[Lines of data]
[START]
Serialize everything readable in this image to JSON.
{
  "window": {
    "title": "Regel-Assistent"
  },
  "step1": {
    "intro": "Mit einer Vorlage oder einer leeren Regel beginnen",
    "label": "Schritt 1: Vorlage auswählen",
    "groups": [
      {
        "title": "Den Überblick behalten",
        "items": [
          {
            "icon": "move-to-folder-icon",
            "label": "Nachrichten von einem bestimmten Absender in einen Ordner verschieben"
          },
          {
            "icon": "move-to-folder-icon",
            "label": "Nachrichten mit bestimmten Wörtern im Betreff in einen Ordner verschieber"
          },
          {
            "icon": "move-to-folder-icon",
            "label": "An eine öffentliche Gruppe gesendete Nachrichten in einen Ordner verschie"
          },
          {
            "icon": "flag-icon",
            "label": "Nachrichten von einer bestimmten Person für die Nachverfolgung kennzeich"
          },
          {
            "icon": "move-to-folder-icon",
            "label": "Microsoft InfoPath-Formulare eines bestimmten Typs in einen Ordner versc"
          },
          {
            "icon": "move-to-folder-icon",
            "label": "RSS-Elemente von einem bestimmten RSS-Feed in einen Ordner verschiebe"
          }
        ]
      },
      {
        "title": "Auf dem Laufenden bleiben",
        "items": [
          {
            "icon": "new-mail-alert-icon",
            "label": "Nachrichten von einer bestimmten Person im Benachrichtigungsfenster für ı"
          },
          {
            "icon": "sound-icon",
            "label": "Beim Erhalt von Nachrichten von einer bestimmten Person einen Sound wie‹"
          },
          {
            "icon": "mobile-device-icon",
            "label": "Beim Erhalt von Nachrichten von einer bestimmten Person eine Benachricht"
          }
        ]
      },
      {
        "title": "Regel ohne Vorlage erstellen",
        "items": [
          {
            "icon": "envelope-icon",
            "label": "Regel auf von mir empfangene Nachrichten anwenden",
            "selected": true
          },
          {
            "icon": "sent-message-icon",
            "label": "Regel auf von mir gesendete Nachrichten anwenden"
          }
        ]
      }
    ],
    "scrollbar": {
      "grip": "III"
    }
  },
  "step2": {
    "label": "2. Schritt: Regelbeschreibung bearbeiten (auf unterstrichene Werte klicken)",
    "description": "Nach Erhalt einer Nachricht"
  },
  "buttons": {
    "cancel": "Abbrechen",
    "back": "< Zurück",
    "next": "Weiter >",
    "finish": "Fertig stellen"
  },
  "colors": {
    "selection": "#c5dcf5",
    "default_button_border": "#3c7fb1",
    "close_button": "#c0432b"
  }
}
[END]
Objective =
Write out the entire listing exactly.

Expected answer =
Serialize everything readable in this image to JSON.
{
  "window": {
    "title": "Regel-Assistent"
  },
  "step1": {
    "intro": "Mit einer Vorlage oder einer leeren Regel beginnen",
    "label": "Schritt 1: Vorlage auswählen",
    "groups": [
      {
        "title": "Den Überblick behalten",
        "items": [
          {
            "icon": "move-to-folder-icon",
            "label": "Nachrichten von einem bestimmten Absender in einen Ordner verschieben"
          },
          {
            "icon": "move-to-folder-icon",
            "label": "Nachrichten mit bestimmten Wörtern im Betreff in einen Ordner verschieber"
          },
          {
            "icon": "move-to-folder-icon",
            "label": "An eine öffentliche Gruppe gesendete Nachrichten in einen Ordner verschie"
          },
          {
            "icon": "flag-icon",
            "label": "Nachrichten von einer bestimmten Person für die Nachverfolgung kennzeich"
          },
          {
            "icon": "move-to-folder-icon",
            "label": "Microsoft InfoPath-Formulare eines bestimmten Typs in einen Ordner versc"
          },
          {
            "icon": "move-to-folder-icon",
            "label": "RSS-Elemente von einem bestimmten RSS-Feed in einen Ordner verschiebe"
          }
        ]
      },
      {
        "title": "Auf dem Laufenden bleiben",
        "items": [
          {
            "icon": "new-mail-alert-icon",
            "label": "Nachrichten von einer bestimmten Person im Benachrichtigungsfenster für ı"
          },
          {
            "icon": "sound-icon",
            "label": "Beim Erhalt von Nachrichten von einer bestimmten Person einen Sound wie‹"
          },
          {
            "icon": "mobile-device-icon",
            "label": "Beim Erhalt von Nachrichten von einer bestimmten Person eine Benachricht"
          }
        ]
      },
      {
        "title": "Regel ohne Vorlage erstellen",
        "items": [
          {
            "icon": "envelope-icon",
            "label": "Regel auf von mir empfangene Nachrichten anwenden",
            "selected": true
          },
          {
            "icon": "sent-message-icon",
            "label": "Regel auf von mir gesendete Nachrichten anwenden"
          }
        ]
      }
    ],
    "scrollbar": {
      "grip": "III"
    }
  },
  "step2": {
    "label": "2. Schritt: Regelbeschreibung bearbeiten (auf unterstrichene Werte klicken)",
    "description": "Nach Erhalt einer Nachricht"
  },
  "buttons": {
    "cancel": "Abbrechen",
    "back": "< Zurück",
    "next": "Weiter >",
    "finish": "Fertig stellen"
  },
  "colors": {
    "selection": "#c5dcf5",
    "default_button_border": "#3c7fb1",
    "close_button": "#c0432b"
  }
}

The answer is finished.